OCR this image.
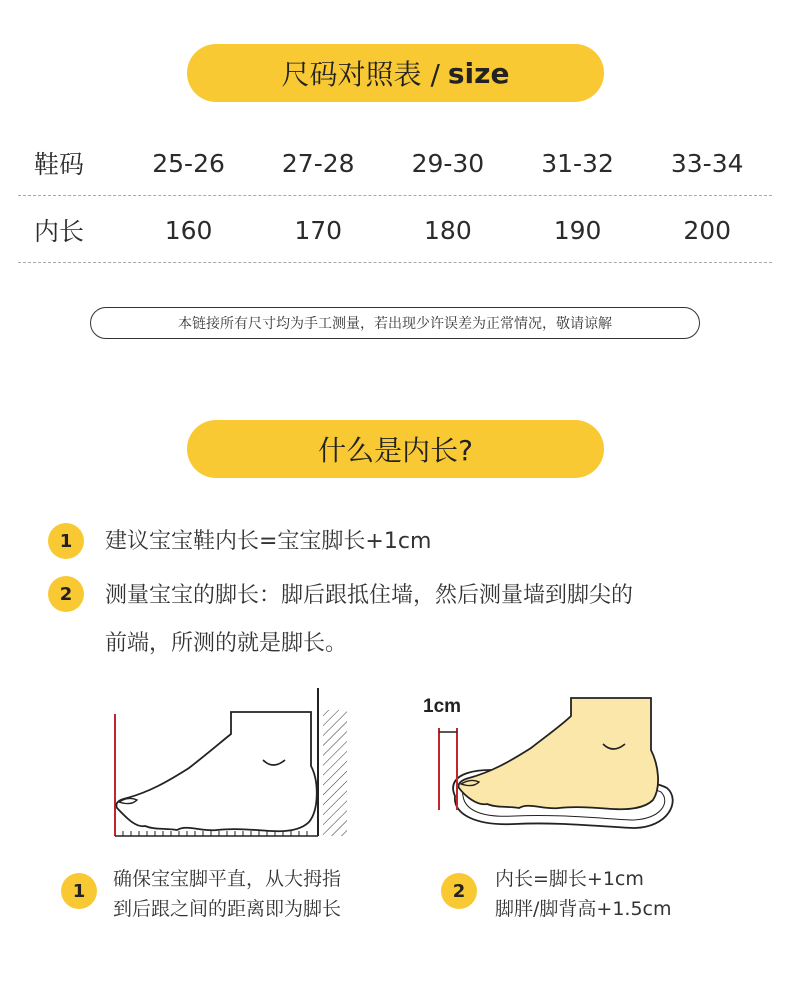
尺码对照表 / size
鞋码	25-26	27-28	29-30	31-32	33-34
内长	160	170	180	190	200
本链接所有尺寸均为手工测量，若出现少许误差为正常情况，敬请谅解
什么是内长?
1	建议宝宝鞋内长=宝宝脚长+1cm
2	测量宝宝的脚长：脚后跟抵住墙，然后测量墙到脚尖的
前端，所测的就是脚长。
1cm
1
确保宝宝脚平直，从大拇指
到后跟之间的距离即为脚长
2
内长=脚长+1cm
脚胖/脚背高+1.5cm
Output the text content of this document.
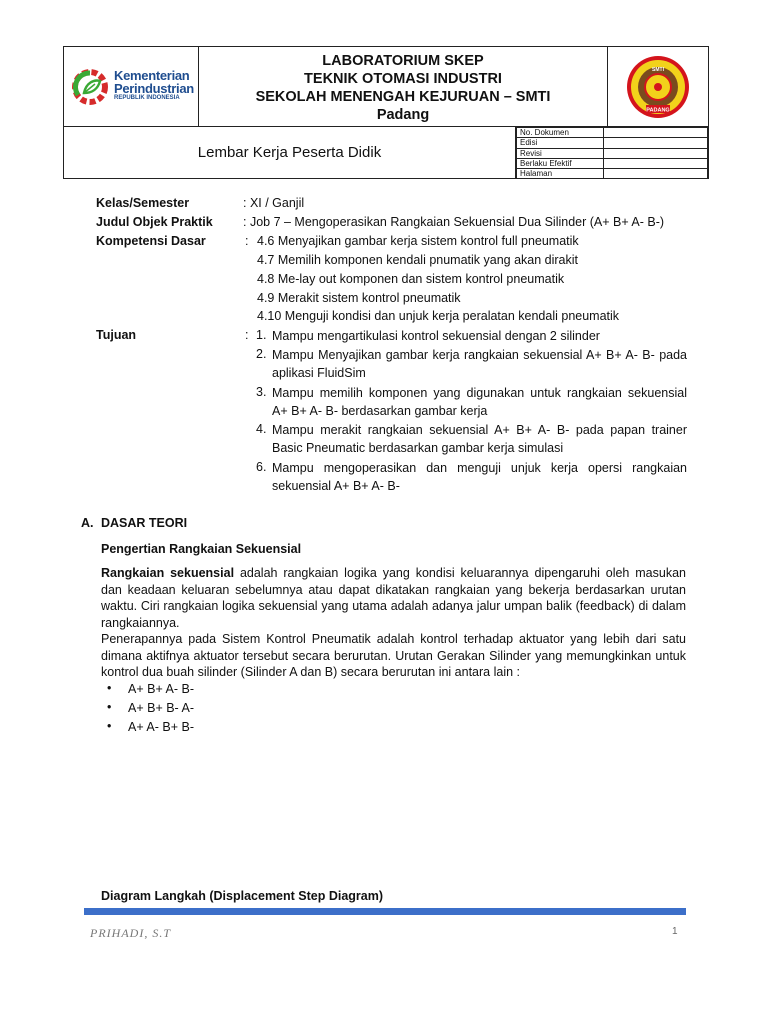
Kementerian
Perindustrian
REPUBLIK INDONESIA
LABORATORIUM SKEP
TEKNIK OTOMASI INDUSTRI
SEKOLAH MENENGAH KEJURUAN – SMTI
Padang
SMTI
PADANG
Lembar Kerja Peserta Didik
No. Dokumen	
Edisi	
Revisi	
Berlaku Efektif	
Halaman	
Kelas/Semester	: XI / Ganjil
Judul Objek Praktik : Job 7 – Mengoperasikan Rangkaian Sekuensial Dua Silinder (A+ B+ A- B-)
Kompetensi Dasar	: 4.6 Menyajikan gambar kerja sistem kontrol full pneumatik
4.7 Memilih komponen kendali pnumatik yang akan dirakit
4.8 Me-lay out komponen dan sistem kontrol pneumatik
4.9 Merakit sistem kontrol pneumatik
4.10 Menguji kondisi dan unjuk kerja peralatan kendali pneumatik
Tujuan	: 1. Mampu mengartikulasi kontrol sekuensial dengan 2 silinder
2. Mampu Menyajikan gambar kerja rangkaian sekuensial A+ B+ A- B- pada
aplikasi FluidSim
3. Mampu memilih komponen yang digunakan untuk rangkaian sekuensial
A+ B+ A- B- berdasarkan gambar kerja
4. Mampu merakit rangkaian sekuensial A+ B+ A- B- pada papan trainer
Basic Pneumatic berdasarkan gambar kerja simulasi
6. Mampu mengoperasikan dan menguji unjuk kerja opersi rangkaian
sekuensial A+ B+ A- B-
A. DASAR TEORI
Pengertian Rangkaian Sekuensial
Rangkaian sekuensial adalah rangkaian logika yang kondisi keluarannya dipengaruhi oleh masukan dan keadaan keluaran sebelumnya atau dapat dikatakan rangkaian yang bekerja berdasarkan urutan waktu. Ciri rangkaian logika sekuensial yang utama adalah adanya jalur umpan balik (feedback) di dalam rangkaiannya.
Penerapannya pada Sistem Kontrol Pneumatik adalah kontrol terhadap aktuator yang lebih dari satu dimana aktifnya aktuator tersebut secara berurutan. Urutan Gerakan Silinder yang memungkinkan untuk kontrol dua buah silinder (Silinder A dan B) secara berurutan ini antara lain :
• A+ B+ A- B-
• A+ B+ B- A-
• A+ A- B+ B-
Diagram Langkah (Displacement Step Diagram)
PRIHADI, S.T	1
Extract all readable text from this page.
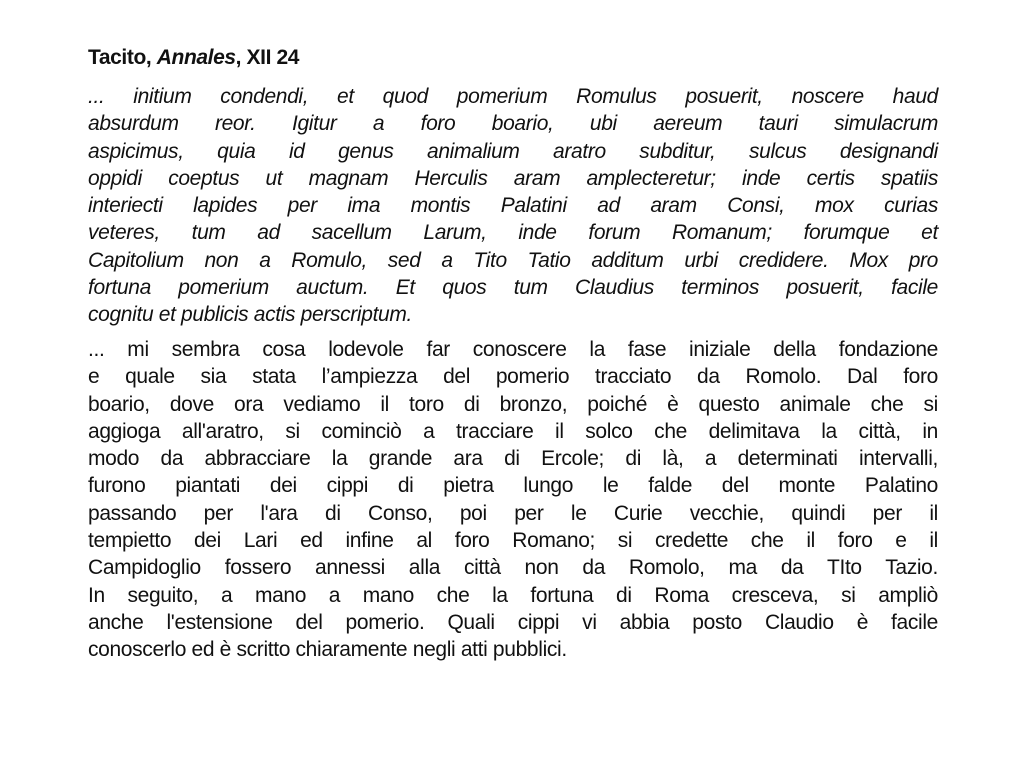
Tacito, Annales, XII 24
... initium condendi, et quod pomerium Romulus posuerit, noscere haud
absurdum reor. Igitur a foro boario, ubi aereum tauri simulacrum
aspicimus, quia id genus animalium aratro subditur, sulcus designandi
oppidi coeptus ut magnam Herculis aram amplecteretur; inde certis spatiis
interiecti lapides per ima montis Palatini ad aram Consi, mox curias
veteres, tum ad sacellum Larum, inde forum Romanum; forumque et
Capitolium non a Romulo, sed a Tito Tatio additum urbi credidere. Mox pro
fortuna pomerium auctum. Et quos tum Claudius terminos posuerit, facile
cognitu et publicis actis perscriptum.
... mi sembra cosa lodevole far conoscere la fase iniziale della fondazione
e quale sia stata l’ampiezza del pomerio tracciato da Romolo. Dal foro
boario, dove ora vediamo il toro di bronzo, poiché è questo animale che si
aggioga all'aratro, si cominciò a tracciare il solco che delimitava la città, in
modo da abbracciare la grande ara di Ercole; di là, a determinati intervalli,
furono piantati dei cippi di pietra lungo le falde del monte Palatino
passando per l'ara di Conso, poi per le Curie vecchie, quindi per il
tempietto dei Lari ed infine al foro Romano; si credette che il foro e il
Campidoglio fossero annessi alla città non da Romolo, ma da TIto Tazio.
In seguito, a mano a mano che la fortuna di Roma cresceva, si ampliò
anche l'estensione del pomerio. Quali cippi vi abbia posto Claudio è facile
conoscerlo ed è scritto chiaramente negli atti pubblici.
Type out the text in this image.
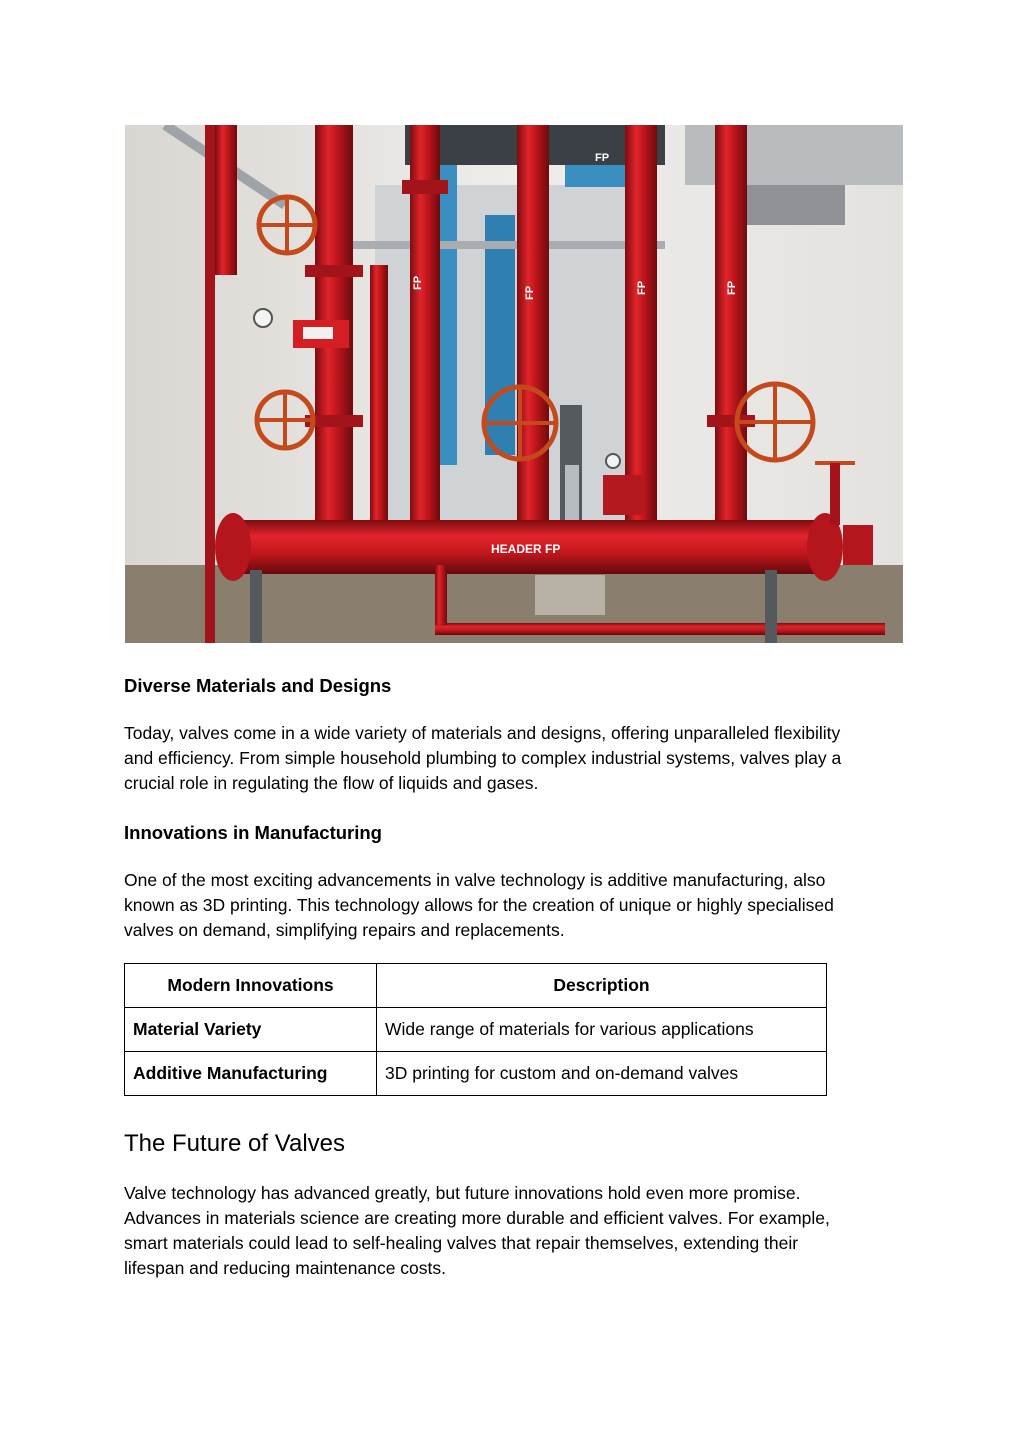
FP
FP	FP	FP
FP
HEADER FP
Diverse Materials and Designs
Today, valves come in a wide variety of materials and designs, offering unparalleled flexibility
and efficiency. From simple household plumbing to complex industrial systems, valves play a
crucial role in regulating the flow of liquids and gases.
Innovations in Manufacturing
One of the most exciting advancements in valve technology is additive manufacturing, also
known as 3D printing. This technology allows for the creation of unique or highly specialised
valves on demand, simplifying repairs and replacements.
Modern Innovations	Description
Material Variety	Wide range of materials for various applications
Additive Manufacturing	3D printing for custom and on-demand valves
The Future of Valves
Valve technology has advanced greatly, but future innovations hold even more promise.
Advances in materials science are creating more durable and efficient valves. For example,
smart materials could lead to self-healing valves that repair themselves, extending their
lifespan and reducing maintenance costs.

※ ※ ※

**Task requirements**
Your task is to retype all the entries exactly and leave out any pictures.

**Exercise solution**
OCR this image.
尺码对照表 / size
鞋码	25-26	27-28	29-30	31-32	33-34
内长	160	170	180	190	200
本链接所有尺寸均为手工测量，若出现少许误差为正常情况，敬请谅解
什么是内长?
1	建议宝宝鞋内长=宝宝脚长+1cm
2	测量宝宝的脚长：脚后跟抵住墙，然后测量墙到脚尖的
前端，所测的就是脚长。
1cm
1
确保宝宝脚平直，从大拇指
到后跟之间的距离即为脚长
2
内长=脚长+1cm
脚胖/脚背高+1.5cm
Output the text content of this document.
Kementerian
Perindustrian
REPUBLIK INDONESIA
LABORATORIUM SKEP
TEKNIK OTOMASI INDUSTRI
SEKOLAH MENENGAH KEJURUAN – SMTI
Padang
SMTI
PADANG
Lembar Kerja Peserta Didik
No. Dokumen	
Edisi	
Revisi	
Berlaku Efektif	
Halaman	
Kelas/Semester	: XI / Ganjil
Judul Objek Praktik : Job 7 – Mengoperasikan Rangkaian Sekuensial Dua Silinder (A+ B+ A- B-)
Kompetensi Dasar	: 4.6 Menyajikan gambar kerja sistem kontrol full pneumatik
4.7 Memilih komponen kendali pnumatik yang akan dirakit
4.8 Me-lay out komponen dan sistem kontrol pneumatik
4.9 Merakit sistem kontrol pneumatik
4.10 Menguji kondisi dan unjuk kerja peralatan kendali pneumatik
Tujuan	: 1. Mampu mengartikulasi kontrol sekuensial dengan 2 silinder
2. Mampu Menyajikan gambar kerja rangkaian sekuensial A+ B+ A- B- pada
aplikasi FluidSim
3. Mampu memilih komponen yang digunakan untuk rangkaian sekuensial
A+ B+ A- B- berdasarkan gambar kerja
4. Mampu merakit rangkaian sekuensial A+ B+ A- B- pada papan trainer
Basic Pneumatic berdasarkan gambar kerja simulasi
6. Mampu mengoperasikan dan menguji unjuk kerja opersi rangkaian
sekuensial A+ B+ A- B-
A. DASAR TEORI
Pengertian Rangkaian Sekuensial
Rangkaian sekuensial adalah rangkaian logika yang kondisi keluarannya dipengaruhi oleh masukan dan keadaan keluaran sebelumnya atau dapat dikatakan rangkaian yang bekerja berdasarkan urutan waktu. Ciri rangkaian logika sekuensial yang utama adalah adanya jalur umpan balik (feedback) di dalam rangkaiannya.
Penerapannya pada Sistem Kontrol Pneumatik adalah kontrol terhadap aktuator yang lebih dari satu dimana aktifnya aktuator tersebut secara berurutan. Urutan Gerakan Silinder yang memungkinkan untuk kontrol dua buah silinder (Silinder A dan B) secara berurutan ini antara lain :
• A+ B+ A- B-
• A+ B+ B- A-
• A+ A- B+ B-
Diagram Langkah (Displacement Step Diagram)
PRIHADI, S.T	1
Extract all readable text from this page.
Tacito, Annales, XII 24
... initium condendi, et quod pomerium Romulus posuerit, noscere haud
absurdum reor. Igitur a foro boario, ubi aereum tauri simulacrum
aspicimus, quia id genus animalium aratro subditur, sulcus designandi
oppidi coeptus ut magnam Herculis aram amplecteretur; inde certis spatiis
interiecti lapides per ima montis Palatini ad aram Consi, mox curias
veteres, tum ad sacellum Larum, inde forum Romanum; forumque et
Capitolium non a Romulo, sed a Tito Tatio additum urbi credidere. Mox pro
fortuna pomerium auctum. Et quos tum Claudius terminos posuerit, facile
cognitu et publicis actis perscriptum.
... mi sembra cosa lodevole far conoscere la fase iniziale della fondazione
e quale sia stata l’ampiezza del pomerio tracciato da Romolo. Dal foro
boario, dove ora vediamo il toro di bronzo, poiché è questo animale che si
aggioga all'aratro, si cominciò a tracciare il solco che delimitava la città, in
modo da abbracciare la grande ara di Ercole; di là, a determinati intervalli,
furono piantati dei cippi di pietra lungo le falde del monte Palatino
passando per l'ara di Conso, poi per le Curie vecchie, quindi per il
tempietto dei Lari ed infine al foro Romano; si credette che il foro e il
Campidoglio fossero annessi alla città non da Romolo, ma da TIto Tazio.
In seguito, a mano a mano che la fortuna di Roma cresceva, si ampliò
anche l'estensione del pomerio. Quali cippi vi abbia posto Claudio è facile
conoscerlo ed è scritto chiaramente negli atti pubblici.
Type out the text in this image.
FP
FP	FP	FP
FP
HEADER FP
Diverse Materials and Designs
Today, valves come in a wide variety of materials and designs, offering unparalleled flexibility
and efficiency. From simple household plumbing to complex industrial systems, valves play a
crucial role in regulating the flow of liquids and gases.
Innovations in Manufacturing
One of the most exciting advancements in valve technology is additive manufacturing, also
known as 3D printing. This technology allows for the creation of unique or highly specialised
valves on demand, simplifying repairs and replacements.
Modern Innovations	Description
Material Variety	Wide range of materials for various applications
Additive Manufacturing	3D printing for custom and on-demand valves
The Future of Valves
Valve technology has advanced greatly, but future innovations hold even more promise.
Advances in materials science are creating more durable and efficient valves. For example,
smart materials could lead to self-healing valves that repair themselves, extending their
lifespan and reducing maintenance costs.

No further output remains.